Data records
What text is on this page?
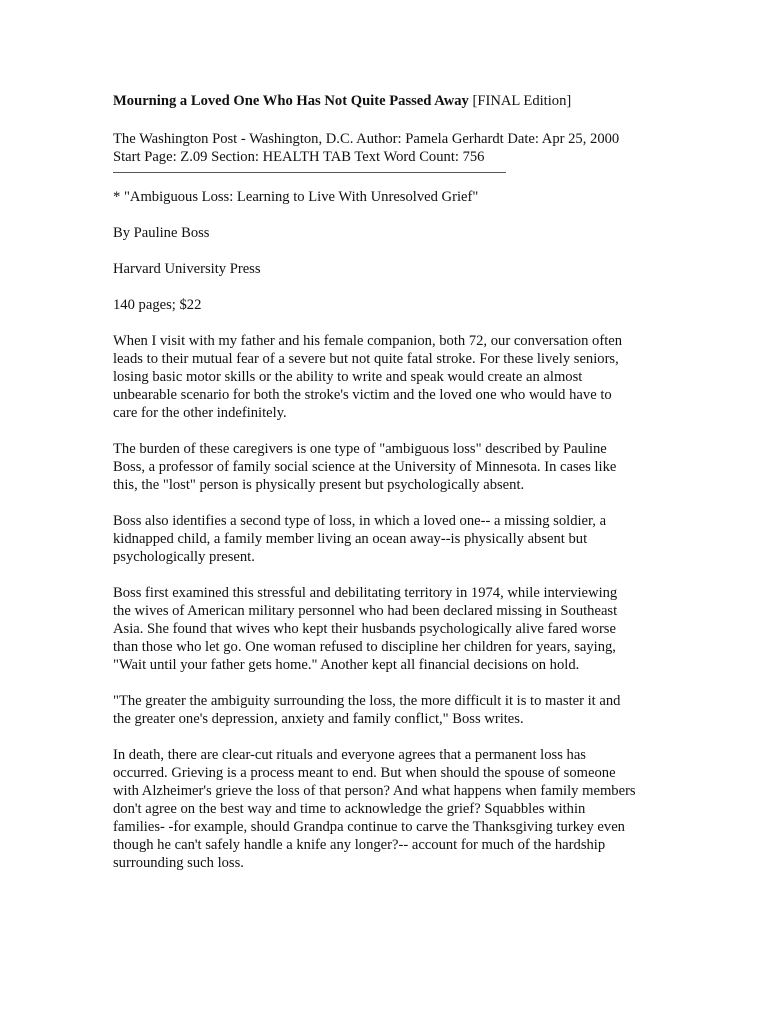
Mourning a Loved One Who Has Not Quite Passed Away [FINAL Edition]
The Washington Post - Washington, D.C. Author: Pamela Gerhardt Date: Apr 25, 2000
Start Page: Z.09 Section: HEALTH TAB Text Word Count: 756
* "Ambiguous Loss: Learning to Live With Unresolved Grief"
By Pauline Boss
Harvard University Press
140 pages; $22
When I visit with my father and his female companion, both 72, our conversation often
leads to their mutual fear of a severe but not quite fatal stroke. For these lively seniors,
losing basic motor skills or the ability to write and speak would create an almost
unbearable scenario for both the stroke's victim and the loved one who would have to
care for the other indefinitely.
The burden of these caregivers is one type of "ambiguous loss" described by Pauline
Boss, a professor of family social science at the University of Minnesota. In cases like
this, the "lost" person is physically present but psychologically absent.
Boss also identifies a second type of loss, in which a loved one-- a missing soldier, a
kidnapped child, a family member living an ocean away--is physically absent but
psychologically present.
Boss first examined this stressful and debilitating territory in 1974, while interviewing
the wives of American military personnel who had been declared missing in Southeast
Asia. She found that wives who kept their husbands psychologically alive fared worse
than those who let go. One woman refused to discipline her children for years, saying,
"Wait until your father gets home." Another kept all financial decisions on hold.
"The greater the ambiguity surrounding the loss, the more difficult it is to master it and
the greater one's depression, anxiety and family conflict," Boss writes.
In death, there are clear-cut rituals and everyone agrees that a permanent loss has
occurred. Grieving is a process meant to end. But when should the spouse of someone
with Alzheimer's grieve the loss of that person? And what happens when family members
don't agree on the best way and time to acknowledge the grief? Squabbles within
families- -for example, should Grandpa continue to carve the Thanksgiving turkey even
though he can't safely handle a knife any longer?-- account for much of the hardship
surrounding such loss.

● **Prompt**
Quote the records above in full, dropping each picture.

● **Answer to this task**
What text is on this page?
Mourning a Loved One Who Has Not Quite Passed Away [FINAL Edition]
The Washington Post - Washington, D.C. Author: Pamela Gerhardt Date: Apr 25, 2000
Start Page: Z.09 Section: HEALTH TAB Text Word Count: 756
* "Ambiguous Loss: Learning to Live With Unresolved Grief"
By Pauline Boss
Harvard University Press
140 pages; $22
When I visit with my father and his female companion, both 72, our conversation often
leads to their mutual fear of a severe but not quite fatal stroke. For these lively seniors,
losing basic motor skills or the ability to write and speak would create an almost
unbearable scenario for both the stroke's victim and the loved one who would have to
care for the other indefinitely.
The burden of these caregivers is one type of "ambiguous loss" described by Pauline
Boss, a professor of family social science at the University of Minnesota. In cases like
this, the "lost" person is physically present but psychologically absent.
Boss also identifies a second type of loss, in which a loved one-- a missing soldier, a
kidnapped child, a family member living an ocean away--is physically absent but
psychologically present.
Boss first examined this stressful and debilitating territory in 1974, while interviewing
the wives of American military personnel who had been declared missing in Southeast
Asia. She found that wives who kept their husbands psychologically alive fared worse
than those who let go. One woman refused to discipline her children for years, saying,
"Wait until your father gets home." Another kept all financial decisions on hold.
"The greater the ambiguity surrounding the loss, the more difficult it is to master it and
the greater one's depression, anxiety and family conflict," Boss writes.
In death, there are clear-cut rituals and everyone agrees that a permanent loss has
occurred. Grieving is a process meant to end. But when should the spouse of someone
with Alzheimer's grieve the loss of that person? And what happens when family members
don't agree on the best way and time to acknowledge the grief? Squabbles within
families- -for example, should Grandpa continue to carve the Thanksgiving turkey even
though he can't safely handle a knife any longer?-- account for much of the hardship
surrounding such loss.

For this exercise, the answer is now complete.